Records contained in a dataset
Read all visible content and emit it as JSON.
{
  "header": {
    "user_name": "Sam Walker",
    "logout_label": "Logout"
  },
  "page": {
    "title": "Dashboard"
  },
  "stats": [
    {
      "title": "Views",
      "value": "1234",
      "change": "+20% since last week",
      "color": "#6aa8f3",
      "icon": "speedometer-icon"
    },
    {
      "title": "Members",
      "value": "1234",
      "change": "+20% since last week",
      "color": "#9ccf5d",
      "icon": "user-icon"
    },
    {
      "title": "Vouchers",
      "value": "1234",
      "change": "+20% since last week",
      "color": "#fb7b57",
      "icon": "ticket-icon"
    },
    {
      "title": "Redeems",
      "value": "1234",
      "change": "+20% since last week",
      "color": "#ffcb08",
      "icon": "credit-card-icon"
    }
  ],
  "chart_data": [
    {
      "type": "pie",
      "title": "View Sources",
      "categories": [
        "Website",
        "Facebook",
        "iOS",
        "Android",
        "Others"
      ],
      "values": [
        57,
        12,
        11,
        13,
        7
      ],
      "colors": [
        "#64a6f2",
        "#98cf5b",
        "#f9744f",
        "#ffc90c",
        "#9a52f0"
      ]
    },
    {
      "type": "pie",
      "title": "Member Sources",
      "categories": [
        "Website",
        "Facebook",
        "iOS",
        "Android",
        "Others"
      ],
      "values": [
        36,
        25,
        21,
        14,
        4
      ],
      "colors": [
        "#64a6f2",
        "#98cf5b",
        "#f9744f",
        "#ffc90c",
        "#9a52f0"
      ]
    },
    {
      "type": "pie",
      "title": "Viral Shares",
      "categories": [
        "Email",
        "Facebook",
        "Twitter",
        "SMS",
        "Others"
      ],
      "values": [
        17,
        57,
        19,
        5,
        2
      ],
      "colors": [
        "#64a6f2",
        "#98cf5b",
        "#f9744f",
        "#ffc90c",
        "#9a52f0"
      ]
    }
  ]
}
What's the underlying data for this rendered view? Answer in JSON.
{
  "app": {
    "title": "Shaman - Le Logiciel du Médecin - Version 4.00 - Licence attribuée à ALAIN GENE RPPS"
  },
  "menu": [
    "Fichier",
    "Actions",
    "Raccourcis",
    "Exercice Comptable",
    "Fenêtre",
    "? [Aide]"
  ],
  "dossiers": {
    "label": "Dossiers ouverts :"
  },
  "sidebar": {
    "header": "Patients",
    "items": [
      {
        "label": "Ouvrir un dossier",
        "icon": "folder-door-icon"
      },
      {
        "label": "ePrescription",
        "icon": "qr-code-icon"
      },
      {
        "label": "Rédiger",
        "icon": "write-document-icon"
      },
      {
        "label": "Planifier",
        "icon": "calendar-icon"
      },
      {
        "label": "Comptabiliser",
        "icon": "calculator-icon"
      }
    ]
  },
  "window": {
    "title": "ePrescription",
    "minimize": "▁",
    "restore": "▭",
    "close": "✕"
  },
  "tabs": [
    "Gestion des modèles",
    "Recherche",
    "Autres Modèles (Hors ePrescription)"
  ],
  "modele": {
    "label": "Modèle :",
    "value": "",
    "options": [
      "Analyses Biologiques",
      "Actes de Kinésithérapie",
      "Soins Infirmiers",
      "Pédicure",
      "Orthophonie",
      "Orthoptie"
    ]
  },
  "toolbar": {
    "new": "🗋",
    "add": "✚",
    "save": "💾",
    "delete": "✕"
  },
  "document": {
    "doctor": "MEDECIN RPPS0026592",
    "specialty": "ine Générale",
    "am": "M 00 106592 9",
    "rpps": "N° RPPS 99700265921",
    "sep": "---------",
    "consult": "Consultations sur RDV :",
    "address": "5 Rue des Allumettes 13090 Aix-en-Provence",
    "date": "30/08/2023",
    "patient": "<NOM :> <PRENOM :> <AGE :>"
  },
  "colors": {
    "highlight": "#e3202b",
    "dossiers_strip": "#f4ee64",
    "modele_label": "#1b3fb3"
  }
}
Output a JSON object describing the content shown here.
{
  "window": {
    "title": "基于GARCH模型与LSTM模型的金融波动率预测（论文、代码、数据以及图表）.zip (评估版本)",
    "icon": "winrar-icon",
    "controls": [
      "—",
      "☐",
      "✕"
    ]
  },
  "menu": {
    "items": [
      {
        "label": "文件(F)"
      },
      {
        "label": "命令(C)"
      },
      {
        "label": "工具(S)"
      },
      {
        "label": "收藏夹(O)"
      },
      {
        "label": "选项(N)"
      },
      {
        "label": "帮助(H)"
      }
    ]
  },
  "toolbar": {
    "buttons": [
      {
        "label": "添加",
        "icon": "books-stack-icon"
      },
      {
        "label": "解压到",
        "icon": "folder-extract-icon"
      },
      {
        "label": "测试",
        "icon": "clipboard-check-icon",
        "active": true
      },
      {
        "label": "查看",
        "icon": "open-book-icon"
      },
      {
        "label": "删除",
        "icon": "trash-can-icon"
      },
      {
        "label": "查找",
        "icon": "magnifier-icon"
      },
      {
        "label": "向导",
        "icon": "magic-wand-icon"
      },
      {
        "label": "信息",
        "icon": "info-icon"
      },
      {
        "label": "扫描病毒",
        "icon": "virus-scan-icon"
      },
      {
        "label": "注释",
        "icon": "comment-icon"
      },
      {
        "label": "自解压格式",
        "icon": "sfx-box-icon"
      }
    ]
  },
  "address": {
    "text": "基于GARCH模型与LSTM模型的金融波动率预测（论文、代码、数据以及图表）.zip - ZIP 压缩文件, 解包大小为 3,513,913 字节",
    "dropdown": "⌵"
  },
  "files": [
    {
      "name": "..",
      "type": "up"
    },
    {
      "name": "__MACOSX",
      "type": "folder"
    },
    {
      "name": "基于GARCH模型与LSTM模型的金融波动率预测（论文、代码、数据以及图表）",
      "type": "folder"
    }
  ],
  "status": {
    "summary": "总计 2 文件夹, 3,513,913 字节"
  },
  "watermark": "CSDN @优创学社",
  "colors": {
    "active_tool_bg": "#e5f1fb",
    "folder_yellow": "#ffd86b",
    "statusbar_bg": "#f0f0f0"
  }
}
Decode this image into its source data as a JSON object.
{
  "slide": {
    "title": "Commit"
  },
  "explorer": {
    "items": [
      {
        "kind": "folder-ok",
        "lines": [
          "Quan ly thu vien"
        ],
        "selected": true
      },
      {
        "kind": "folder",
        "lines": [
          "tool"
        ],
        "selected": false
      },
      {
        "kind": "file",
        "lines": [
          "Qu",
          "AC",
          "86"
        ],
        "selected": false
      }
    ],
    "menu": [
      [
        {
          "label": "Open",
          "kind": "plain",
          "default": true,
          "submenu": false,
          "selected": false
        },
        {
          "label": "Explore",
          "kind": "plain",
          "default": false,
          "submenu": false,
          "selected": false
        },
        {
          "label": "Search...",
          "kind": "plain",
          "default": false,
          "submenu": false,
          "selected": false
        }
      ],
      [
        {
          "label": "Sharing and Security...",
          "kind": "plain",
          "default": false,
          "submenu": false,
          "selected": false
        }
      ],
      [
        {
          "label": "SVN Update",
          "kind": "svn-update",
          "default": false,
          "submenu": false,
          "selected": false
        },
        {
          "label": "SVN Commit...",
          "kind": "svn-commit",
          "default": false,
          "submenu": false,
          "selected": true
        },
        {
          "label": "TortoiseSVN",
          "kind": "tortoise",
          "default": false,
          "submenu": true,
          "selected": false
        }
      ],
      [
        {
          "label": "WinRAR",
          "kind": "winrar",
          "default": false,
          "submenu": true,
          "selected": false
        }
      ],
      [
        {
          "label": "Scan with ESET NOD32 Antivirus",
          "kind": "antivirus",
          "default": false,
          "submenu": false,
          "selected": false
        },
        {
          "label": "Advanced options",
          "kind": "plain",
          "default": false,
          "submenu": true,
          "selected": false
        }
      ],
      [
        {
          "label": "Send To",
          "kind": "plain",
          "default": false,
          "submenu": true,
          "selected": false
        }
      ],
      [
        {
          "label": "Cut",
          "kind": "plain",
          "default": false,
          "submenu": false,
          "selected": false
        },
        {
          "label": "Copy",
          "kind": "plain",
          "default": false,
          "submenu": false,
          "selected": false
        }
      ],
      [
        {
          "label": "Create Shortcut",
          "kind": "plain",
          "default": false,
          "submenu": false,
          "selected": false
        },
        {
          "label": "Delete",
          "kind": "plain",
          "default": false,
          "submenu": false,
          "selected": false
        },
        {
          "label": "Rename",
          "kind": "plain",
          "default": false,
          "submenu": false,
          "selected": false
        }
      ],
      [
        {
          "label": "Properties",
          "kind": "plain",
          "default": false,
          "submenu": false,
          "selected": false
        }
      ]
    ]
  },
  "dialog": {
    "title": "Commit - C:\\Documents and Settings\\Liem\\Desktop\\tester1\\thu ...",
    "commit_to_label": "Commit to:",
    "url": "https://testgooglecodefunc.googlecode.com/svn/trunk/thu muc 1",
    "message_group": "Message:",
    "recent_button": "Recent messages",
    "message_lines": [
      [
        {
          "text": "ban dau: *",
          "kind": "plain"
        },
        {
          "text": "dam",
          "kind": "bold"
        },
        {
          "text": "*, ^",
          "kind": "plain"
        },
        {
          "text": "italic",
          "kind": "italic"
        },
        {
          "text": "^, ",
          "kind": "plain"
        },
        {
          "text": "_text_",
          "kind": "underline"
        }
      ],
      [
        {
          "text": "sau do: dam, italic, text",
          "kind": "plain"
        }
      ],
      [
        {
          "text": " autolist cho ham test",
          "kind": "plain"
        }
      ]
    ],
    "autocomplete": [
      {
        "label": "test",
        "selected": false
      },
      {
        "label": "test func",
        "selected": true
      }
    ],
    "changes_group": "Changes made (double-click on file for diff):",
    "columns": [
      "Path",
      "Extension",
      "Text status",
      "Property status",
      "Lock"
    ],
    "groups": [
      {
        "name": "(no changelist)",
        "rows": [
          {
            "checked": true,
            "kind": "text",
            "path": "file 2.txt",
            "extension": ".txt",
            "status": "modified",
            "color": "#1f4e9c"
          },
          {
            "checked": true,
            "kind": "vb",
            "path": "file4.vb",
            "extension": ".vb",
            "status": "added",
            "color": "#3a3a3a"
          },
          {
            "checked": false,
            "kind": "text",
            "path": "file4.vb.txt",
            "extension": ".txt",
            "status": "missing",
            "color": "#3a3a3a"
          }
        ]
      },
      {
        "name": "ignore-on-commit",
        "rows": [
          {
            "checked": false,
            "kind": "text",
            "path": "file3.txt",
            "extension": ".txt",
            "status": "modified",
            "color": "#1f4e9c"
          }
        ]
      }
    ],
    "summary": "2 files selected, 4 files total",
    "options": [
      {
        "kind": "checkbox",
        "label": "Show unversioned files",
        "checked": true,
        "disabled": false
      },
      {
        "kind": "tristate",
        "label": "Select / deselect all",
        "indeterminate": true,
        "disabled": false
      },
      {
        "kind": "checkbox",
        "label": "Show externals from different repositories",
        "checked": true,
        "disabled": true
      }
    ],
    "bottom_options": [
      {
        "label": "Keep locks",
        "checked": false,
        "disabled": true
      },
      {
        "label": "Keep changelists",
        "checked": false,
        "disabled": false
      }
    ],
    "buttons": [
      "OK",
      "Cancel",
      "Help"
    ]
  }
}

Exercise requirements: Filter the data above by the word "object" and copy every line that matches.

Your solution:
Output a JSON object describing the content shown here.
Decode this image into its source data as a JSON object.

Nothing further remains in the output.